RECORDS FOR THE TASK -
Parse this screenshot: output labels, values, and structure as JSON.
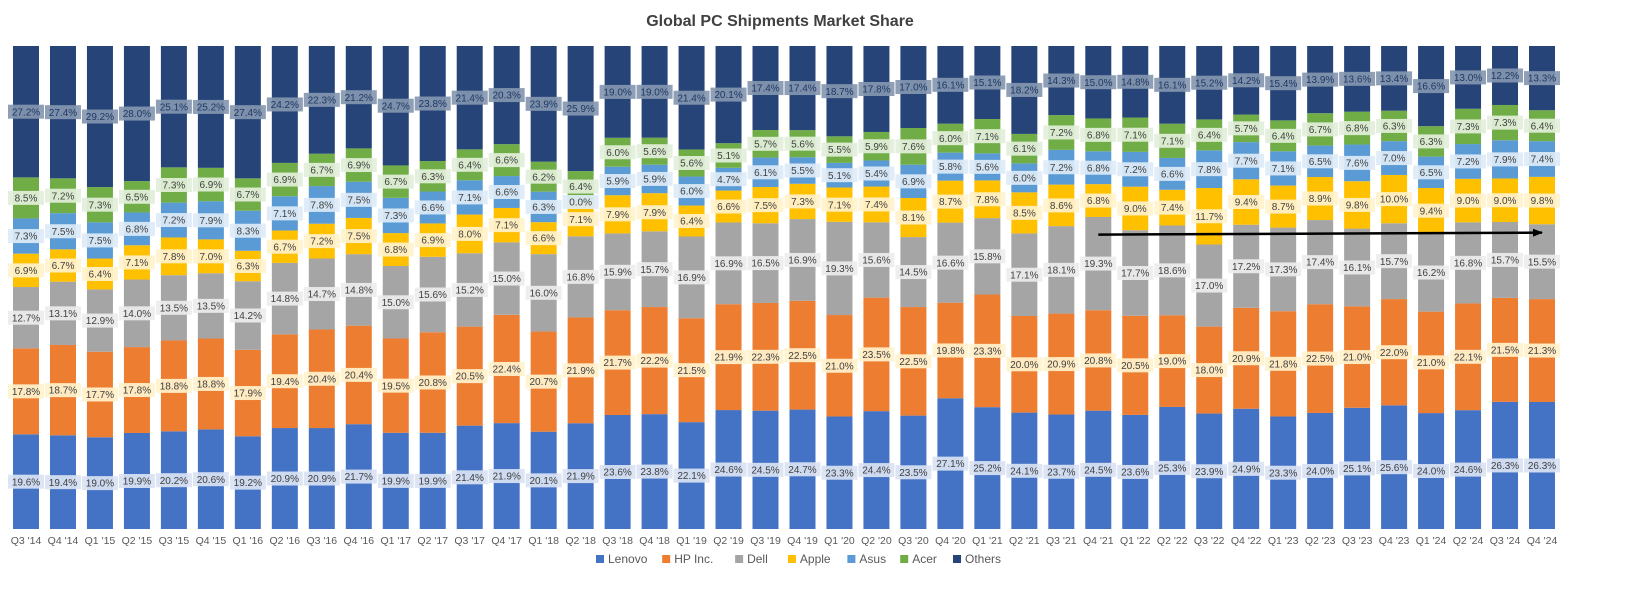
{
  "chart_data": {
    "type": "bar",
    "stacked": true,
    "normalized": true,
    "title": "Global PC Shipments Market Share",
    "xlabel": "",
    "ylabel": "",
    "ylim": [
      0,
      100
    ],
    "grid": false,
    "legend_position": "bottom",
    "categories": [
      "Q3 '14",
      "Q4 '14",
      "Q1 '15",
      "Q2 '15",
      "Q3 '15",
      "Q4 '15",
      "Q1 '16",
      "Q2 '16",
      "Q3 '16",
      "Q4 '16",
      "Q1 '17",
      "Q2 '17",
      "Q3 '17",
      "Q4 '17",
      "Q1 '18",
      "Q2 '18",
      "Q3 '18",
      "Q4 '18",
      "Q1 '19",
      "Q2 '19",
      "Q3 '19",
      "Q4 '19",
      "Q1 '20",
      "Q2 '20",
      "Q3 '20",
      "Q4 '20",
      "Q1 '21",
      "Q2 '21",
      "Q3 '21",
      "Q4 '21",
      "Q1 '22",
      "Q2 '22",
      "Q3 '22",
      "Q4 '22",
      "Q1 '23",
      "Q2 '23",
      "Q3 '23",
      "Q4 '23",
      "Q1 '24",
      "Q2 '24",
      "Q3 '24",
      "Q4 '24"
    ],
    "series": [
      {
        "name": "Lenovo",
        "color": "#4472C4",
        "label_bg": "#DAE3F3",
        "values": [
          19.6,
          19.4,
          19.0,
          19.9,
          20.2,
          20.6,
          19.2,
          20.9,
          20.9,
          21.7,
          19.9,
          19.9,
          21.4,
          21.9,
          20.1,
          21.9,
          23.6,
          23.8,
          22.1,
          24.6,
          24.5,
          24.7,
          23.3,
          24.4,
          23.5,
          27.1,
          25.2,
          24.1,
          23.7,
          24.5,
          23.6,
          25.3,
          23.9,
          24.9,
          23.3,
          24.0,
          25.1,
          25.6,
          24.0,
          24.6,
          26.3,
          26.3
        ]
      },
      {
        "name": "HP Inc.",
        "color": "#ED7D31",
        "label_bg": "#FFF2CC",
        "values": [
          17.8,
          18.7,
          17.7,
          17.8,
          18.8,
          18.8,
          17.9,
          19.4,
          20.4,
          20.4,
          19.5,
          20.8,
          20.5,
          22.4,
          20.7,
          21.9,
          21.7,
          22.2,
          21.5,
          21.9,
          22.3,
          22.5,
          21.0,
          23.5,
          22.5,
          19.8,
          23.3,
          20.0,
          20.9,
          20.8,
          20.5,
          19.0,
          18.0,
          20.9,
          21.8,
          22.5,
          21.0,
          22.0,
          21.0,
          22.1,
          21.5,
          21.3
        ]
      },
      {
        "name": "Dell",
        "color": "#A5A5A5",
        "label_bg": "#EDEDED",
        "values": [
          12.7,
          13.1,
          12.9,
          14.0,
          13.5,
          13.5,
          14.2,
          14.8,
          14.7,
          14.8,
          15.0,
          15.6,
          15.2,
          15.0,
          16.0,
          16.8,
          15.9,
          15.7,
          16.9,
          16.9,
          16.5,
          16.9,
          19.3,
          15.6,
          14.5,
          16.6,
          15.8,
          17.1,
          18.1,
          19.3,
          17.7,
          18.6,
          17.0,
          17.2,
          17.3,
          17.4,
          16.1,
          15.7,
          16.2,
          16.8,
          15.7,
          15.5
        ]
      },
      {
        "name": "Apple",
        "color": "#FFC000",
        "label_bg": "#FFF2CC",
        "values": [
          6.9,
          6.7,
          6.4,
          7.1,
          7.8,
          7.0,
          6.3,
          6.7,
          7.2,
          7.5,
          6.8,
          6.9,
          8.0,
          7.1,
          6.6,
          7.1,
          7.9,
          7.9,
          6.4,
          6.6,
          7.5,
          7.3,
          7.1,
          7.4,
          8.1,
          8.7,
          7.8,
          8.5,
          8.6,
          6.8,
          9.0,
          7.4,
          11.7,
          9.4,
          8.7,
          8.9,
          9.8,
          10.0,
          9.4,
          9.0,
          9.0,
          9.8
        ]
      },
      {
        "name": "Asus",
        "color": "#5B9BD5",
        "label_bg": "#DDEBF7",
        "values": [
          7.3,
          7.5,
          7.5,
          6.8,
          7.2,
          7.9,
          8.3,
          7.1,
          7.8,
          7.5,
          7.3,
          6.6,
          7.1,
          6.6,
          6.3,
          0.0,
          5.9,
          5.9,
          6.0,
          4.7,
          6.1,
          5.5,
          5.1,
          5.4,
          6.9,
          5.8,
          5.6,
          6.0,
          7.2,
          6.8,
          7.2,
          6.6,
          7.8,
          7.7,
          7.1,
          6.5,
          7.6,
          7.0,
          6.5,
          7.2,
          7.9,
          7.4
        ]
      },
      {
        "name": "Acer",
        "color": "#70AD47",
        "label_bg": "#E2EFDA",
        "values": [
          8.5,
          7.2,
          7.3,
          6.5,
          7.3,
          6.9,
          6.7,
          6.9,
          6.7,
          6.9,
          6.7,
          6.3,
          6.4,
          6.6,
          6.2,
          6.4,
          6.0,
          5.6,
          5.6,
          5.1,
          5.7,
          5.6,
          5.5,
          5.9,
          7.6,
          6.0,
          7.1,
          6.1,
          7.2,
          6.8,
          7.1,
          7.1,
          6.4,
          5.7,
          6.4,
          6.7,
          6.8,
          6.3,
          6.3,
          7.3,
          7.3,
          6.4
        ]
      },
      {
        "name": "Others",
        "color": "#264478",
        "label_bg": "#8497B0",
        "values": [
          27.2,
          27.4,
          29.2,
          28.0,
          25.1,
          25.2,
          27.4,
          24.2,
          22.3,
          21.2,
          24.7,
          23.8,
          21.4,
          20.3,
          23.9,
          25.9,
          19.0,
          19.0,
          21.4,
          20.1,
          17.4,
          17.4,
          18.7,
          17.8,
          17.0,
          16.1,
          15.1,
          18.2,
          14.3,
          15.0,
          14.8,
          16.1,
          15.2,
          14.2,
          15.4,
          13.9,
          13.6,
          13.4,
          16.6,
          13.0,
          12.2,
          13.3
        ]
      }
    ],
    "annotations": [
      {
        "type": "trend-arrow",
        "series": "Dell",
        "from": "Q4 '21",
        "to": "Q4 '24",
        "color": "#000000"
      }
    ]
  }
}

STATED EXERCISE - Copy out all lines above that include the string "color".

SOLUTION TO THIS EXERCISE -
        "color": "#4472C4",
        "color": "#ED7D31",
        "color": "#A5A5A5",
        "color": "#FFC000",
        "color": "#5B9BD5",
        "color": "#70AD47",
        "color": "#264478",
        "color": "#000000"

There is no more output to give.